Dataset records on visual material
----

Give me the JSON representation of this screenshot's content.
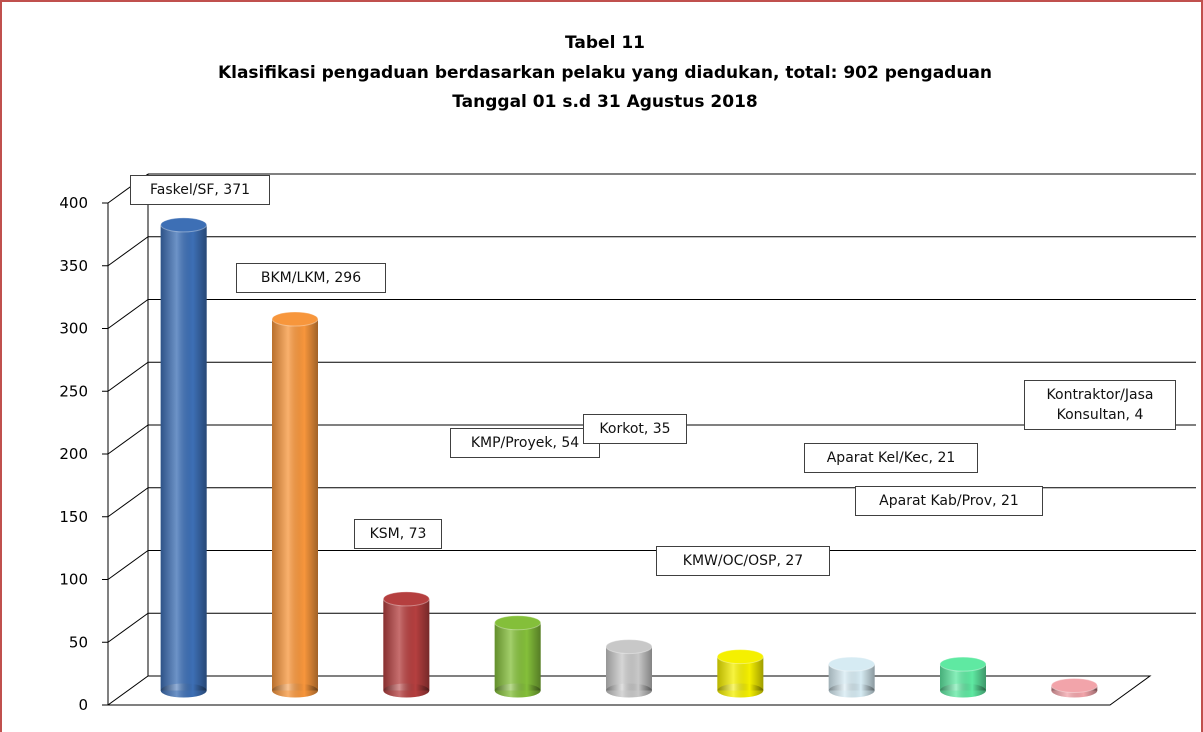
{
  "chart_data": {
    "type": "bar3d",
    "title": "Tabel 11",
    "subtitle": [
      "Klasifikasi pengaduan berdasarkan pelaku yang diadukan, total: 902  pengaduan",
      "Tanggal  01 s.d 31 Agustus 2018"
    ],
    "categories": [
      "Faskel/SF",
      "BKM/LKM",
      "KSM",
      "KMP/Proyek",
      "Korkot",
      "KMW/OC/OSP",
      "Aparat Kel/Kec",
      "Aparat Kab/Prov",
      "Kontraktor/Jasa Konsultan"
    ],
    "values": [
      371,
      296,
      73,
      54,
      35,
      27,
      21,
      21,
      4
    ],
    "value_labels": [
      "Faskel/SF, 371",
      "BKM/LKM, 296",
      "KSM, 73",
      "KMP/Proyek, 54",
      "Korkot, 35",
      "KMW/OC/OSP, 27",
      "Aparat Kel/Kec, 21",
      "Aparat Kab/Prov, 21",
      "Kontraktor/Jasa Konsultan, 4"
    ],
    "colors": [
      "#3d6fb5",
      "#f7963c",
      "#b53f3f",
      "#84bf3a",
      "#c8c8c8",
      "#f5f000",
      "#d6ebf3",
      "#5fe9a2",
      "#f2a4aa"
    ],
    "ylim": [
      0,
      400
    ],
    "yticks": [
      0,
      50,
      100,
      150,
      200,
      250,
      300,
      350,
      400
    ],
    "grid": true
  }
}
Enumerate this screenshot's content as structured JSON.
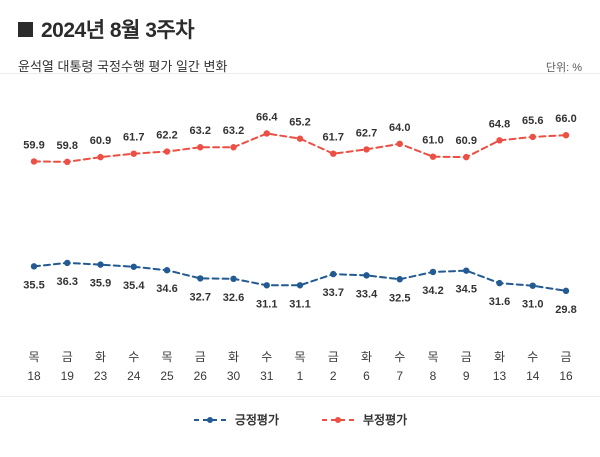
{
  "header": {
    "title": "2024년 8월 3주차",
    "subtitle": "윤석열 대통령 국정수행 평가 일간 변화",
    "unit_label": "단위: %"
  },
  "chart_data": {
    "type": "line",
    "title": "윤석열 대통령 국정수행 평가 일간 변화",
    "unit": "%",
    "line_style": "dashed",
    "marker": "circle",
    "grid": false,
    "legend_position": "bottom",
    "ylim": [
      20,
      75
    ],
    "categories": [
      {
        "day": "목",
        "date": "18"
      },
      {
        "day": "금",
        "date": "19"
      },
      {
        "day": "화",
        "date": "23"
      },
      {
        "day": "수",
        "date": "24"
      },
      {
        "day": "목",
        "date": "25"
      },
      {
        "day": "금",
        "date": "26"
      },
      {
        "day": "화",
        "date": "30"
      },
      {
        "day": "수",
        "date": "31"
      },
      {
        "day": "목",
        "date": "1"
      },
      {
        "day": "금",
        "date": "2"
      },
      {
        "day": "화",
        "date": "6"
      },
      {
        "day": "수",
        "date": "7"
      },
      {
        "day": "목",
        "date": "8"
      },
      {
        "day": "금",
        "date": "9"
      },
      {
        "day": "화",
        "date": "13"
      },
      {
        "day": "수",
        "date": "14"
      },
      {
        "day": "금",
        "date": "16"
      }
    ],
    "series": [
      {
        "key": "positive",
        "name": "긍정평가",
        "color": "#235a91",
        "values": [
          35.5,
          36.3,
          35.9,
          35.4,
          34.6,
          32.7,
          32.6,
          31.1,
          31.1,
          33.7,
          33.4,
          32.5,
          34.2,
          34.5,
          31.6,
          31.0,
          29.8
        ]
      },
      {
        "key": "negative",
        "name": "부정평가",
        "color": "#ec4f44",
        "values": [
          59.9,
          59.8,
          60.9,
          61.7,
          62.2,
          63.2,
          63.2,
          66.4,
          65.2,
          61.7,
          62.7,
          64.0,
          61.0,
          60.9,
          64.8,
          65.6,
          66.0
        ]
      }
    ]
  }
}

----

Stated problem
Only a number is expected here: the count of lines in the listing that hold the string "screenshot".

The solution
2